Task
Repeat word for word the stretch of the text on psychiatric injury from "A plaintiff cannot" through "stress disorder (PTSD).".

Page text section start

The law treats psychiatric injury differently from physical injury, primarily to prevent an unmanageable “floodgate” of claims. 

 

Recognised psychiatric illness 

A plaintiff cannot recover damages merely for ordinary human emotions such as grief, distress, fear, or transient shock. In cases of pure psychiatric injury, the plaintiff must prove a recognised psychiatric illness, usually one recognised under modern diagnostic standards such as the DSM-5. Examples include depression, anxiety disorders and post-traumatic stress disorder (PTSD). 

 

By contrast, where psychiatric harm is consequential upon physical injury, the plaintiff may recover not only for recognised psychiatric illness but also for ordinary emotional suffering associated with the physical injury. 

 

Primary and secondary victims 

A primary victim is a person directly involved in the accident or incident, typically someone within the range of foreseeable physical injury. For a primary victim, it is enough that physical injury was foreseeable. If that is established, the defendant may be liable even if no physical injury in fact occurred and the psychiatric injury itself was not specifically foreseeable.

Page text section end
Material shown section start

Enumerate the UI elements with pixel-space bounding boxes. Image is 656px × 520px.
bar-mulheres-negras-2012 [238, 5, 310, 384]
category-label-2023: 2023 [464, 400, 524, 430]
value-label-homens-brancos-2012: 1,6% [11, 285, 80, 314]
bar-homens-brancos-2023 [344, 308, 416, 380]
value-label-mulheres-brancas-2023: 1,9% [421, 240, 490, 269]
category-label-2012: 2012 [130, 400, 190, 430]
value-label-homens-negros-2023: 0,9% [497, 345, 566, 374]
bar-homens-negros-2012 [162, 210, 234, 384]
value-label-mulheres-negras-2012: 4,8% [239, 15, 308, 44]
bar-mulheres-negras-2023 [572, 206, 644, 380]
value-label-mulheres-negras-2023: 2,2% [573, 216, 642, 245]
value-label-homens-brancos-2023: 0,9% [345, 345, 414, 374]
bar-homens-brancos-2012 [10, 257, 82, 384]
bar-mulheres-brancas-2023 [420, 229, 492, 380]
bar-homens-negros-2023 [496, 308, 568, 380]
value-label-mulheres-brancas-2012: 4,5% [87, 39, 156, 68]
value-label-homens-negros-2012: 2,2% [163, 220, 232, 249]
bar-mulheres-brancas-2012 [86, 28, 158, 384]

Material shown section end

Written solution
A plaintiff cannot recover damages merely for ordinary human emotions such as grief, distress, fear, or transient shock. In cases of pure psychiatric injury, the plaintiff must prove a recognised psychiatric illness, usually one recognised under modern diagnostic standards such as the DSM-5. Examples include depression, anxiety disorders and post-traumatic stress disorder (PTSD).